Instructions for the task —
Pull every line holding the string "away" from the records below.

Material provided —
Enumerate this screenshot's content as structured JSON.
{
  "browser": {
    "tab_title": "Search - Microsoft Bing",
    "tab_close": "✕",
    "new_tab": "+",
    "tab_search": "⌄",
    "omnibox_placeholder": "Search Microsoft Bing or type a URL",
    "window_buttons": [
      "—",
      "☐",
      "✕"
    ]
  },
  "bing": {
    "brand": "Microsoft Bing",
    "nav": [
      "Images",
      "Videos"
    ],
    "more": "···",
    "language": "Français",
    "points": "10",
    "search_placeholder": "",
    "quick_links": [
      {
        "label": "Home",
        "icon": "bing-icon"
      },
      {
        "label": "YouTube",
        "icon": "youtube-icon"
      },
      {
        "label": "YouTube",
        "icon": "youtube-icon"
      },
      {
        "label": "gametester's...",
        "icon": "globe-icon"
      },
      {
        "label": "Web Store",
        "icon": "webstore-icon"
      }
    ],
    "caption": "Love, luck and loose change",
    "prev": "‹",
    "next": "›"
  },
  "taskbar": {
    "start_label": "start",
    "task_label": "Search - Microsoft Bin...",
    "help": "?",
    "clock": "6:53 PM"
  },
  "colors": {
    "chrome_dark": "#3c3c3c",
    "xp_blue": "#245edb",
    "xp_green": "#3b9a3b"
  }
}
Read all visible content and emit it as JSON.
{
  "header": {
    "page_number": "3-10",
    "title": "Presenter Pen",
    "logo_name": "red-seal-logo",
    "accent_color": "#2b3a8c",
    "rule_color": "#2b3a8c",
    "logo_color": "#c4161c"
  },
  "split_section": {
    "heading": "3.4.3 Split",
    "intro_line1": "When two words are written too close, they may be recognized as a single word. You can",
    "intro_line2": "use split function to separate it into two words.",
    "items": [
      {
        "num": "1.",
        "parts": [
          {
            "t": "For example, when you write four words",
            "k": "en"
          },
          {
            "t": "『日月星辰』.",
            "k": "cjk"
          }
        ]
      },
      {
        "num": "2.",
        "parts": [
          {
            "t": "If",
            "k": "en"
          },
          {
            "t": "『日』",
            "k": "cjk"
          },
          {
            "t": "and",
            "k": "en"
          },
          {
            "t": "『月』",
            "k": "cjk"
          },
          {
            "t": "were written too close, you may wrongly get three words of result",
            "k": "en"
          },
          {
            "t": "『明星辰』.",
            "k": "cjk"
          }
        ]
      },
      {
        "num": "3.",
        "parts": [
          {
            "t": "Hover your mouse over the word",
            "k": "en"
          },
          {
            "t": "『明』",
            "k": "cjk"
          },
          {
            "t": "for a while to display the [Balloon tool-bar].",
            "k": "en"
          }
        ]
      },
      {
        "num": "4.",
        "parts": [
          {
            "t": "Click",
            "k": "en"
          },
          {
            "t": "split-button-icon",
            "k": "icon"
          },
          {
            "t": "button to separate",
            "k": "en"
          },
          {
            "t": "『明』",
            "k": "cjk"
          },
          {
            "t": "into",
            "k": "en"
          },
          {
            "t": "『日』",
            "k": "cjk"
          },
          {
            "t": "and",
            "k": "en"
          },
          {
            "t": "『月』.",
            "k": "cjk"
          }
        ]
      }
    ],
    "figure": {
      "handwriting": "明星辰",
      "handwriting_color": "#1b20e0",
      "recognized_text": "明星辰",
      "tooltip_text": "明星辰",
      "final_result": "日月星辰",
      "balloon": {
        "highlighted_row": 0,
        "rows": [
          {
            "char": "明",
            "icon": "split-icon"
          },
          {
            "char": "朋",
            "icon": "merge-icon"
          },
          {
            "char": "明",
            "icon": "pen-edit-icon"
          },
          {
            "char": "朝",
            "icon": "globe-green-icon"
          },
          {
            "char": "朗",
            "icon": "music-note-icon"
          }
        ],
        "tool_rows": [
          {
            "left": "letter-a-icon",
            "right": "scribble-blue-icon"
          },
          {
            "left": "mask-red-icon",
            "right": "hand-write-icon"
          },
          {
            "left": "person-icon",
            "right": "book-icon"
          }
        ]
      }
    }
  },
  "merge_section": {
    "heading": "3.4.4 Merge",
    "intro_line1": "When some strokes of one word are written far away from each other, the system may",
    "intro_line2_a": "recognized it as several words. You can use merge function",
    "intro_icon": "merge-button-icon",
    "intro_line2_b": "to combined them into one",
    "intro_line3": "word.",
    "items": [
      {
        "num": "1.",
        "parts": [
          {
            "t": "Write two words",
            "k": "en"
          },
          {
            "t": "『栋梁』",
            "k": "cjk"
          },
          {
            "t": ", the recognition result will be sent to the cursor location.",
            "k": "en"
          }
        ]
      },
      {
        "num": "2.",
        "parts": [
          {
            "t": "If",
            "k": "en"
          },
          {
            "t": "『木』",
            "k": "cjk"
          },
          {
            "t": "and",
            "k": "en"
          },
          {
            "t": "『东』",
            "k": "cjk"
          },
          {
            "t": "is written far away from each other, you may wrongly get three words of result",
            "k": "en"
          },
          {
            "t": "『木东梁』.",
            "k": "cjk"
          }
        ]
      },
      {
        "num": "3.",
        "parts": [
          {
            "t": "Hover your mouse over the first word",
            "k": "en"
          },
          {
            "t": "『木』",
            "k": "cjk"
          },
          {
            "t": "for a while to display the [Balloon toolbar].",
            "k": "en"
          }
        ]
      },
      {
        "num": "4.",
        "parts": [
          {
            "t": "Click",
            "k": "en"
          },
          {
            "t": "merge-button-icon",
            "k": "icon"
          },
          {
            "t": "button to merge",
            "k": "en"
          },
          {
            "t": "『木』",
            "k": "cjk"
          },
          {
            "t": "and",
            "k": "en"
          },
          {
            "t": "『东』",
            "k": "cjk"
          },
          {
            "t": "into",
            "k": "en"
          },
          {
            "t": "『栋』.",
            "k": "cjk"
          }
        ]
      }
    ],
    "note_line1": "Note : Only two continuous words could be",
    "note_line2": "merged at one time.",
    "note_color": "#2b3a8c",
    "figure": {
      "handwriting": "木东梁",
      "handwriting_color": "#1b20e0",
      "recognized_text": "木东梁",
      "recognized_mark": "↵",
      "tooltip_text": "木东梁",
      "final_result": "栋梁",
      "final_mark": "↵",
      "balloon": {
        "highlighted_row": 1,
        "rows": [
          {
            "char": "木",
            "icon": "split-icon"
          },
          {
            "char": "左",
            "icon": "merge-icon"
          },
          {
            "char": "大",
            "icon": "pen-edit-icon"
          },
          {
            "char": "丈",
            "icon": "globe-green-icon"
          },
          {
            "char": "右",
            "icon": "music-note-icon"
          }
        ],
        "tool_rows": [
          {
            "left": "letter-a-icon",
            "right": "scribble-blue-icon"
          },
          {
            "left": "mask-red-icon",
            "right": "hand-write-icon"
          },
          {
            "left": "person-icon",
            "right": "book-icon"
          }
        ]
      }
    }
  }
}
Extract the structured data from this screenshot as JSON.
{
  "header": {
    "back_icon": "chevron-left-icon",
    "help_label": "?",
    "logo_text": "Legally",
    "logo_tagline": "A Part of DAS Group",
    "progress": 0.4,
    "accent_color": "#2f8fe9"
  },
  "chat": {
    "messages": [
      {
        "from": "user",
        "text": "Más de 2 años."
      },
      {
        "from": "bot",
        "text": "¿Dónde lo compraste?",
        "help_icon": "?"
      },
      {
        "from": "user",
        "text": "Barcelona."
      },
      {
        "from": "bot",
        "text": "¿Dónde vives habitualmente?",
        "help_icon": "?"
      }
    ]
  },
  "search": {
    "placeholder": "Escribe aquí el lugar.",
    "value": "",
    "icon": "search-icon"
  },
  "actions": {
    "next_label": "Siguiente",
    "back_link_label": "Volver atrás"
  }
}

Full response —
    "intro_line1": "When some strokes of one word are written far away from each other, the system may",
            "t": "is written far away from each other, you may wrongly get three words of result",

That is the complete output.